─── Available records
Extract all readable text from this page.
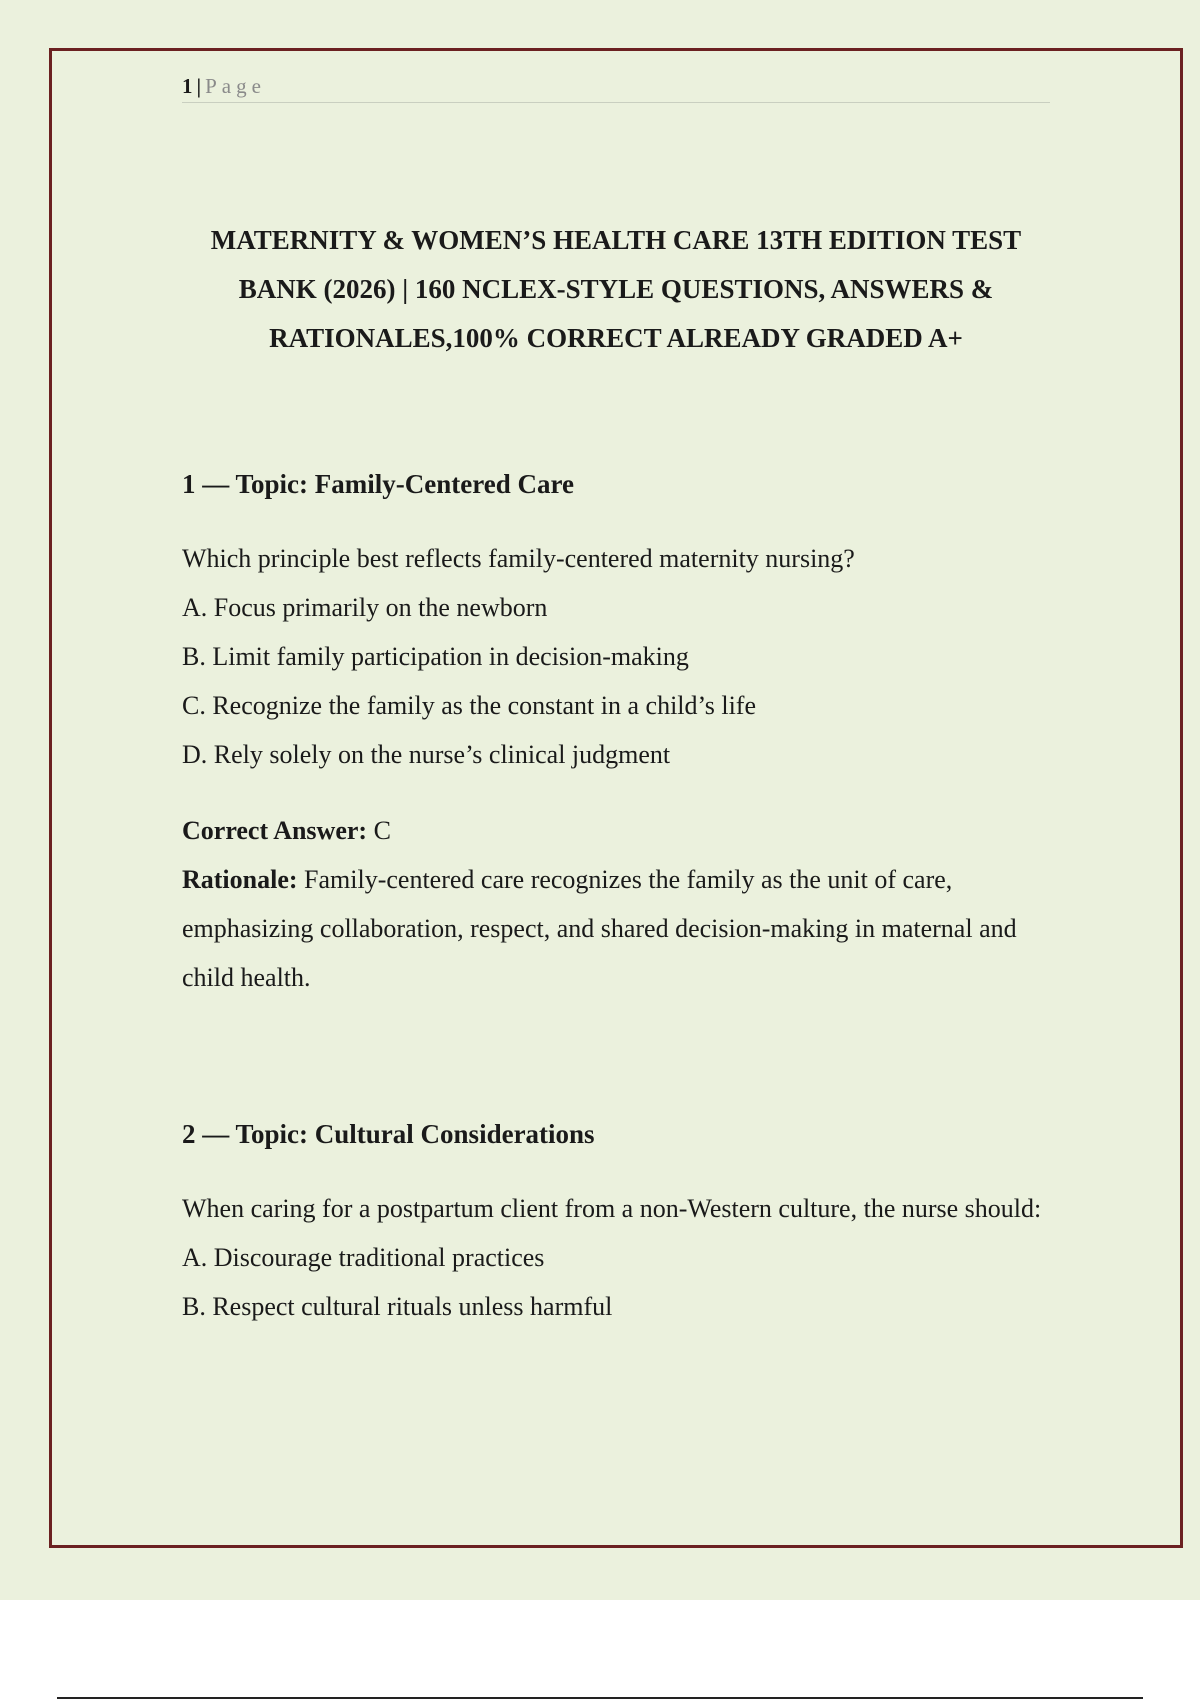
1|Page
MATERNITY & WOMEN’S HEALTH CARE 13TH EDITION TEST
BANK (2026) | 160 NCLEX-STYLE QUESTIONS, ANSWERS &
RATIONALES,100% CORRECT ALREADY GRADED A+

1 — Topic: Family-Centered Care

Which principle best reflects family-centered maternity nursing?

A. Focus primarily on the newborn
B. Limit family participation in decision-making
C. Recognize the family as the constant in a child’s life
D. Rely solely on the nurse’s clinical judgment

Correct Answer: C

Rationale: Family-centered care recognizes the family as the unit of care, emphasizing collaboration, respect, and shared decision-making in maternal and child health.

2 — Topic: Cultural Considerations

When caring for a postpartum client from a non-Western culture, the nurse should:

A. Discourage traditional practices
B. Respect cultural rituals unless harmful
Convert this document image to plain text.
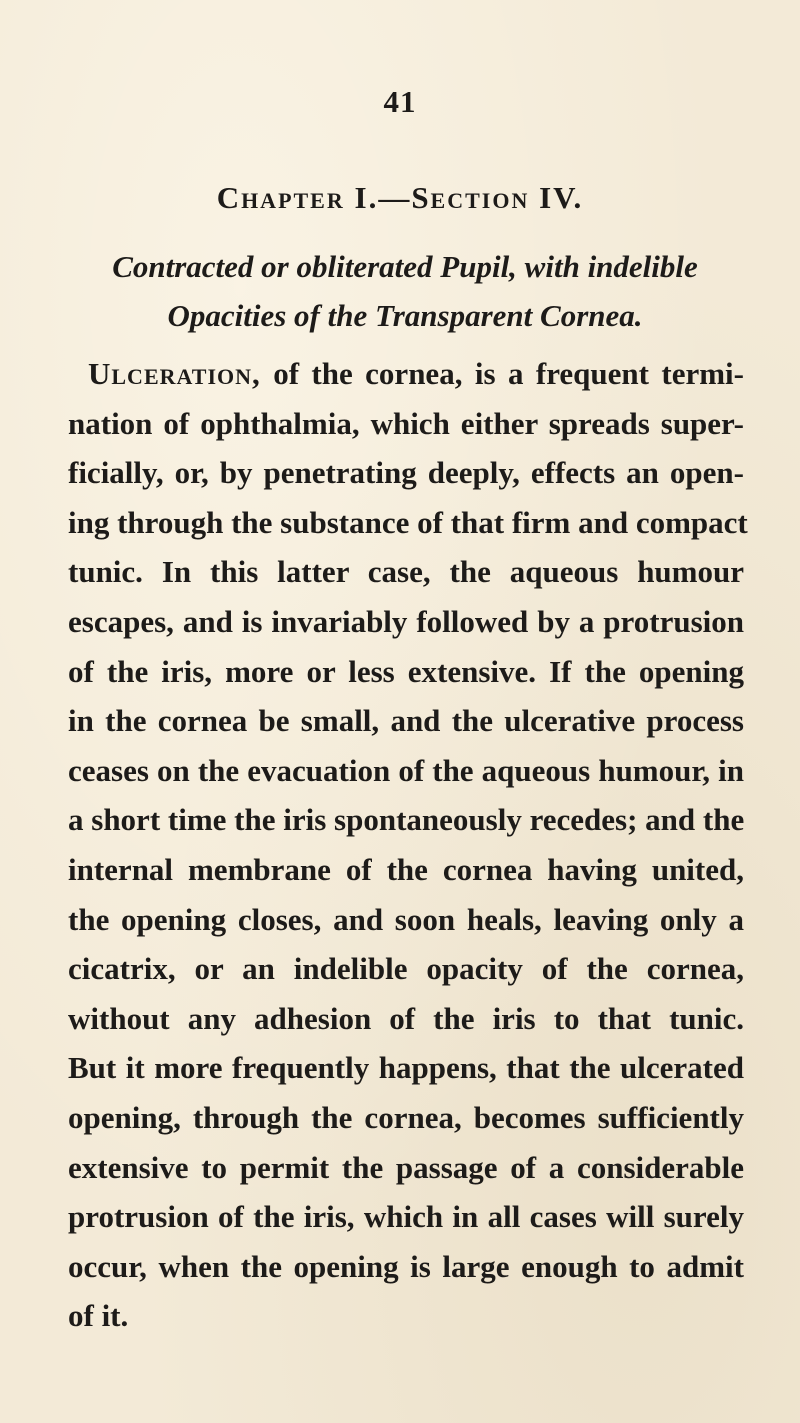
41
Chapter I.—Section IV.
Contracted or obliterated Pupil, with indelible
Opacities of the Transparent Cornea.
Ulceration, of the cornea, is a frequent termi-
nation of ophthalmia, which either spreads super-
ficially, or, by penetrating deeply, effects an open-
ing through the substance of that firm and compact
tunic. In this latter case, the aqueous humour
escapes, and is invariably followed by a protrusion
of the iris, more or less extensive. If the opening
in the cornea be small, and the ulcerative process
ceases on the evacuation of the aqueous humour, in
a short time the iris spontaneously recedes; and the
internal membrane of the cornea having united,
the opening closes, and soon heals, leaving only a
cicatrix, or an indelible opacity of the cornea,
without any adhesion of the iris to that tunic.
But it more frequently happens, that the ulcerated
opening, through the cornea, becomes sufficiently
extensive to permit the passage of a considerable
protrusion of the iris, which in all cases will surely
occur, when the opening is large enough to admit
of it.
──────
* **Written problem**
Wherever the string "making" appears in the entries above, list that line.

* **Exercise answer**
B. Limit family participation in decision-making
Rationale: Family-centered care recognizes the family as the unit of care, emphasizing collaboration, respect, and shared decision-making in maternal and child health.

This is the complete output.